▸ Exercises to complete:
a) Answer these questions from the auditor's report excerpt:
(i) Which firm of chartered accountants signed the report?
(ii) As of what date were the company's internal financial controls over financial reporting audited?
(iii) Which body issued the Guidance Note on Audit of Internal Financial Controls over Financial Reporting?
b) Please transcribe the part of the auditor's report excerpt starting with "For Sagar &" and going on through "on that date.".

** begin Document extract **

2. As required by the Companies (Auditors Report) Order, 2020 ("the Order") issued by the Central Government of India in terms of Section 143(11) of the Act, we give in "Annexure B" a statement on the matters specified in paragraphs 3 and 4 of the Order, to the extent applicable.

For Sagar & Associates Chartered Accountants
FRN: 003510S
(B Srinivasa Rao) Partner
M.No.202352
UDIN: 24202352BKBEOZ8375
Place: Hyderabad
Date:30-05-2024

"Annexure - A" to the Independent Auditors Report

Report on the Internal Financial Controls Over Financial Reporting under Clause (i) of Sub-section 3 of Section 143 of the Companies Act, 2013 ("the Act")

We have audited the internal financial controls over financial reporting of Union Quality Plastics Limited ("the Company") as of March 31st 2024 in conjunction with our audit of the financial statements of the company for the year ended on that date.

Managements Responsibility for Internal Financial Controls

The Board of Directors of the Company is responsible for establishing and maintaining internal financial controls based on the internal control over financial reporting criteria established by the Company considering the essential components of internal control stated in the Guidance Note on Audit of Internal Financial Controls over Financial Reporting issued by the Institute of Chartered Accountants of India (‘ICAI). These responsibilities include the design, implementation and maintenance of adequate internal financial controls that were operating effectively for ensuring the orderly and efficient conduct of its business, including adherence to the respective companys policies, the safeguarding of its assets, the prevention and detection of frauds and errors, the accuracy and completeness of the accounting records, and the timely preparation of reliable financial information, as required under the Act.

** end Document extract **
** begin Collected data **

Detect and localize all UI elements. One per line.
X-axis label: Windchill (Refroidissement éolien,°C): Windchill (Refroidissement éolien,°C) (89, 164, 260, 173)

** end Collected data **

▸ Answers per task:
a)
(i) Sagar & Associates
(ii) March 31st 2024
(iii) The Institute of Chartered Accountants of India

b)
For Sagar & Associates Chartered Accountants
FRN: 003510S
(B Srinivasa Rao) Partner
M.No.202352
UDIN: 24202352BKBEOZ8375
Place: Hyderabad
Date:30-05-2024

"Annexure - A" to the Independent Auditors Report

Report on the Internal Financial Controls Over Financial Reporting under Clause (i) of Sub-section 3 of Section 143 of the Companies Act, 2013 ("the Act")

We have audited the internal financial controls over financial reporting of Union Quality Plastics Limited ("the Company") as of March 31st 2024 in conjunction with our audit of the financial statements of the company for the year ended on that date.